» WHAT YOU HAVE TO DO:
Rewrite the records below, putting "Reset Page" in place of "Clear Page" at every occurrence and keeping everything else the same.

» EXERCISE INPUTS:
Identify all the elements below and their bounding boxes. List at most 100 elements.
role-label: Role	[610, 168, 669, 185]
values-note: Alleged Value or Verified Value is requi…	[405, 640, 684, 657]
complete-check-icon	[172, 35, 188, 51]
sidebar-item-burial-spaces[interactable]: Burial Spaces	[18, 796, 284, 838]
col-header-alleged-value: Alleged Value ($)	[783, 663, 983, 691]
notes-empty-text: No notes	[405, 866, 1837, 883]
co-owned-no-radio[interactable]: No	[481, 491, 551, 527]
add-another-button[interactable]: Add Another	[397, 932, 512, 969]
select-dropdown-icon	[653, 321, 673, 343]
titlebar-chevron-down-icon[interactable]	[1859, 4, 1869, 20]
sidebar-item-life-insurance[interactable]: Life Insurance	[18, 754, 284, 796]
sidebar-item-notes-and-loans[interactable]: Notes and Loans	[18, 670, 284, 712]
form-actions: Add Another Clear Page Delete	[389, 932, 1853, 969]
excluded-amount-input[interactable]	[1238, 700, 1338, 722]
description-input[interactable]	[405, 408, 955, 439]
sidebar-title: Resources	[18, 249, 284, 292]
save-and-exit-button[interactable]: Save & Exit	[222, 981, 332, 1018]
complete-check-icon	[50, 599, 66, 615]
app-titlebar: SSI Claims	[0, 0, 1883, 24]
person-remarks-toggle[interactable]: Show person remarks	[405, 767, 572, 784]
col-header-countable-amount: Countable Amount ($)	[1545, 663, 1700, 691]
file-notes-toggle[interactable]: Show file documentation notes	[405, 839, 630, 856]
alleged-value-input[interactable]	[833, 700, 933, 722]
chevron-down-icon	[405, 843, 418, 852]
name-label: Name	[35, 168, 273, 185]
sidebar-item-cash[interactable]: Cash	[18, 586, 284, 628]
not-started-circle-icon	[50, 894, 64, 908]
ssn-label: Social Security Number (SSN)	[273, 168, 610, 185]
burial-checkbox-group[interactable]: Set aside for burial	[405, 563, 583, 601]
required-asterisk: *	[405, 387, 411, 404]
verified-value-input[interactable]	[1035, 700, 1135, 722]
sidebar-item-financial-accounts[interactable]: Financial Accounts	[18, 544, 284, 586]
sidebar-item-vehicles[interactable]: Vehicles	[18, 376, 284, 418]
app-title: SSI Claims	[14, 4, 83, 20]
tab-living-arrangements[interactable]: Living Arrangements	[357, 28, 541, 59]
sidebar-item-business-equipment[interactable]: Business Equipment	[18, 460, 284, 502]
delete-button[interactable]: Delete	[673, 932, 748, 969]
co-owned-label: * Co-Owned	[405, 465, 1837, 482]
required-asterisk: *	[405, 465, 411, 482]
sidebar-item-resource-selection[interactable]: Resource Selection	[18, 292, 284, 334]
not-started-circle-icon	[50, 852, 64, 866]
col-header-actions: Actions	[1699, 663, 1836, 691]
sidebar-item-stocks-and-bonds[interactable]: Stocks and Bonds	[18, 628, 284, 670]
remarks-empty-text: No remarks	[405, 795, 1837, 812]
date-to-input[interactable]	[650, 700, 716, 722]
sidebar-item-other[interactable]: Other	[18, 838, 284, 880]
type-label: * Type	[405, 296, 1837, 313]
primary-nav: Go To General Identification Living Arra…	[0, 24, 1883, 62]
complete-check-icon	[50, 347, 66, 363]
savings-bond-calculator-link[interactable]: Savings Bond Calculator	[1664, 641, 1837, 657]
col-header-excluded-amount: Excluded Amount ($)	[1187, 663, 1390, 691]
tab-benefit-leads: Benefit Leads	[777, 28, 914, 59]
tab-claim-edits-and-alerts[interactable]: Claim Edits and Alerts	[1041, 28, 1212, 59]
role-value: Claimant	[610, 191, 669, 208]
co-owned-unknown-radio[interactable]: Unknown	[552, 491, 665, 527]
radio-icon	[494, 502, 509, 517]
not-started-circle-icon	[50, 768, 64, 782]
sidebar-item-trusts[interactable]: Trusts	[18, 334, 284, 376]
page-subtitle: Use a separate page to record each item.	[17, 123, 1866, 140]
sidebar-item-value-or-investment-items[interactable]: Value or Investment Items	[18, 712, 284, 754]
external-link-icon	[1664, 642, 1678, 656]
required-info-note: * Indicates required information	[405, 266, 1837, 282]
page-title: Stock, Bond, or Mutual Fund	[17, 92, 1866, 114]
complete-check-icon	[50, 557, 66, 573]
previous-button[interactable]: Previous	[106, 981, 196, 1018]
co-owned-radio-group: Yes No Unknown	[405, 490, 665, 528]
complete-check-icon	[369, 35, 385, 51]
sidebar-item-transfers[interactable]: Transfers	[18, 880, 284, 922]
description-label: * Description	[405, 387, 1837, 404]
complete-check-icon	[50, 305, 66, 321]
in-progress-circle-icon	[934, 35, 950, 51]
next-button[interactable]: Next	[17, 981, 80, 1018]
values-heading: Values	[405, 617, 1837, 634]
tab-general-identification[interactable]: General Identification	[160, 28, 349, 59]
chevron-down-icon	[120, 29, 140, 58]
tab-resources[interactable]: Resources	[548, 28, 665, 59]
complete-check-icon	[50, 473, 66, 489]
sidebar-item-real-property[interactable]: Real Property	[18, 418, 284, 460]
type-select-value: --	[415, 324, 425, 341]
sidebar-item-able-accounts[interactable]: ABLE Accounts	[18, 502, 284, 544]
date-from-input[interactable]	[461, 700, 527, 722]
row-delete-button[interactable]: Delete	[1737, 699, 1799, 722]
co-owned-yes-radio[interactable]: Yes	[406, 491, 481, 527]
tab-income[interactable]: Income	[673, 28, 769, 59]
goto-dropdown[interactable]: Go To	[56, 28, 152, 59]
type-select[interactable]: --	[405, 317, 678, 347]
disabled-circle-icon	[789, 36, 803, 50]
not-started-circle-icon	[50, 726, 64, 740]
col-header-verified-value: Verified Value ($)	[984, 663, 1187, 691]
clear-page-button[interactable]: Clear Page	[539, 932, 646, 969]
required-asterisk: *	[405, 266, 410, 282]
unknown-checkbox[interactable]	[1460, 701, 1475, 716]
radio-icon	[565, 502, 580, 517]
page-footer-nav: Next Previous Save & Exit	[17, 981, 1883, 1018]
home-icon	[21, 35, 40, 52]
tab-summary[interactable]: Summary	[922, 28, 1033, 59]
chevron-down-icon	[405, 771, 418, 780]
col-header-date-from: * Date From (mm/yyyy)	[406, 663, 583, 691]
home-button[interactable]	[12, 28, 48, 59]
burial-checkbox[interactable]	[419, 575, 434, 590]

» EXPECTED ANSWER:
Identify all the elements below and their bounding boxes. List at most 100 elements.
role-label: Role	[610, 168, 669, 185]
values-note: Alleged Value or Verified Value is requi…	[405, 640, 684, 657]
complete-check-icon	[172, 35, 188, 51]
sidebar-item-burial-spaces[interactable]: Burial Spaces	[18, 796, 284, 838]
col-header-alleged-value: Alleged Value ($)	[783, 663, 983, 691]
notes-empty-text: No notes	[405, 866, 1837, 883]
co-owned-no-radio[interactable]: No	[481, 491, 551, 527]
add-another-button[interactable]: Add Another	[397, 932, 512, 969]
select-dropdown-icon	[653, 321, 673, 343]
titlebar-chevron-down-icon[interactable]	[1859, 4, 1869, 20]
sidebar-item-life-insurance[interactable]: Life Insurance	[18, 754, 284, 796]
sidebar-item-notes-and-loans[interactable]: Notes and Loans	[18, 670, 284, 712]
form-actions: Add Another Reset Page Delete	[389, 932, 1853, 969]
excluded-amount-input[interactable]	[1238, 700, 1338, 722]
description-input[interactable]	[405, 408, 955, 439]
sidebar-title: Resources	[18, 249, 284, 292]
save-and-exit-button[interactable]: Save & Exit	[222, 981, 332, 1018]
complete-check-icon	[50, 599, 66, 615]
app-titlebar: SSI Claims	[0, 0, 1883, 24]
person-remarks-toggle[interactable]: Show person remarks	[405, 767, 572, 784]
col-header-countable-amount: Countable Amount ($)	[1545, 663, 1700, 691]
file-notes-toggle[interactable]: Show file documentation notes	[405, 839, 630, 856]
alleged-value-input[interactable]	[833, 700, 933, 722]
chevron-down-icon	[405, 843, 418, 852]
name-label: Name	[35, 168, 273, 185]
sidebar-item-cash[interactable]: Cash	[18, 586, 284, 628]
not-started-circle-icon	[50, 894, 64, 908]
ssn-label: Social Security Number (SSN)	[273, 168, 610, 185]
burial-checkbox-group[interactable]: Set aside for burial	[405, 563, 583, 601]
required-asterisk: *	[405, 387, 411, 404]
verified-value-input[interactable]	[1035, 700, 1135, 722]
sidebar-item-financial-accounts[interactable]: Financial Accounts	[18, 544, 284, 586]
sidebar-item-vehicles[interactable]: Vehicles	[18, 376, 284, 418]
app-title: SSI Claims	[14, 4, 83, 20]
tab-living-arrangements[interactable]: Living Arrangements	[357, 28, 541, 59]
sidebar-item-business-equipment[interactable]: Business Equipment	[18, 460, 284, 502]
delete-button[interactable]: Delete	[673, 932, 748, 969]
co-owned-label: * Co-Owned	[405, 465, 1837, 482]
required-asterisk: *	[405, 465, 411, 482]
sidebar-item-resource-selection[interactable]: Resource Selection	[18, 292, 284, 334]
not-started-circle-icon	[50, 852, 64, 866]
col-header-actions: Actions	[1699, 663, 1836, 691]
sidebar-item-stocks-and-bonds[interactable]: Stocks and Bonds	[18, 628, 284, 670]
remarks-empty-text: No remarks	[405, 795, 1837, 812]
date-to-input[interactable]	[650, 700, 716, 722]
sidebar-item-other[interactable]: Other	[18, 838, 284, 880]
type-label: * Type	[405, 296, 1837, 313]
primary-nav: Go To General Identification Living Arra…	[0, 24, 1883, 62]
complete-check-icon	[50, 347, 66, 363]
savings-bond-calculator-link[interactable]: Savings Bond Calculator	[1664, 641, 1837, 657]
col-header-excluded-amount: Excluded Amount ($)	[1187, 663, 1390, 691]
tab-benefit-leads: Benefit Leads	[777, 28, 914, 59]
tab-claim-edits-and-alerts[interactable]: Claim Edits and Alerts	[1041, 28, 1212, 59]
role-value: Claimant	[610, 191, 669, 208]
co-owned-unknown-radio[interactable]: Unknown	[552, 491, 665, 527]
radio-icon	[494, 502, 509, 517]
not-started-circle-icon	[50, 768, 64, 782]
sidebar-item-trusts[interactable]: Trusts	[18, 334, 284, 376]
page-subtitle: Use a separate page to record each item.	[17, 123, 1866, 140]
sidebar-item-value-or-investment-items[interactable]: Value or Investment Items	[18, 712, 284, 754]
external-link-icon	[1664, 642, 1678, 656]
required-info-note: * Indicates required information	[405, 266, 1837, 282]
page-title: Stock, Bond, or Mutual Fund	[17, 92, 1866, 114]
complete-check-icon	[50, 557, 66, 573]
previous-button[interactable]: Previous	[106, 981, 196, 1018]
co-owned-radio-group: Yes No Unknown	[405, 490, 665, 528]
complete-check-icon	[369, 35, 385, 51]
sidebar-item-transfers[interactable]: Transfers	[18, 880, 284, 922]
description-label: * Description	[405, 387, 1837, 404]
complete-check-icon	[50, 305, 66, 321]
in-progress-circle-icon	[934, 35, 950, 51]
next-button[interactable]: Next	[17, 981, 80, 1018]
values-heading: Values	[405, 617, 1837, 634]
tab-general-identification[interactable]: General Identification	[160, 28, 349, 59]
chevron-down-icon	[120, 29, 140, 58]
tab-resources[interactable]: Resources	[548, 28, 665, 59]
complete-check-icon	[50, 473, 66, 489]
sidebar-item-real-property[interactable]: Real Property	[18, 418, 284, 460]
type-select-value: --	[415, 324, 425, 341]
sidebar-item-able-accounts[interactable]: ABLE Accounts	[18, 502, 284, 544]
date-from-input[interactable]	[461, 700, 527, 722]
row-delete-button[interactable]: Delete	[1737, 699, 1799, 722]
co-owned-yes-radio[interactable]: Yes	[406, 491, 481, 527]
tab-income[interactable]: Income	[673, 28, 769, 59]
goto-dropdown[interactable]: Go To	[56, 28, 152, 59]
type-select[interactable]: --	[405, 317, 678, 347]
disabled-circle-icon	[789, 36, 803, 50]
not-started-circle-icon	[50, 726, 64, 740]
col-header-verified-value: Verified Value ($)	[984, 663, 1187, 691]
clear-page-button[interactable]: Reset Page	[539, 932, 646, 969]
required-asterisk: *	[405, 266, 410, 282]
unknown-checkbox[interactable]	[1460, 701, 1475, 716]
radio-icon	[565, 502, 580, 517]
page-footer-nav: Next Previous Save & Exit	[17, 981, 1883, 1018]
home-icon	[21, 35, 40, 52]
tab-summary[interactable]: Summary	[922, 28, 1033, 59]
chevron-down-icon	[405, 771, 418, 780]
col-header-date-from: * Date From (mm/yyyy)	[406, 663, 583, 691]
home-button[interactable]	[12, 28, 48, 59]
burial-checkbox[interactable]	[419, 575, 434, 590]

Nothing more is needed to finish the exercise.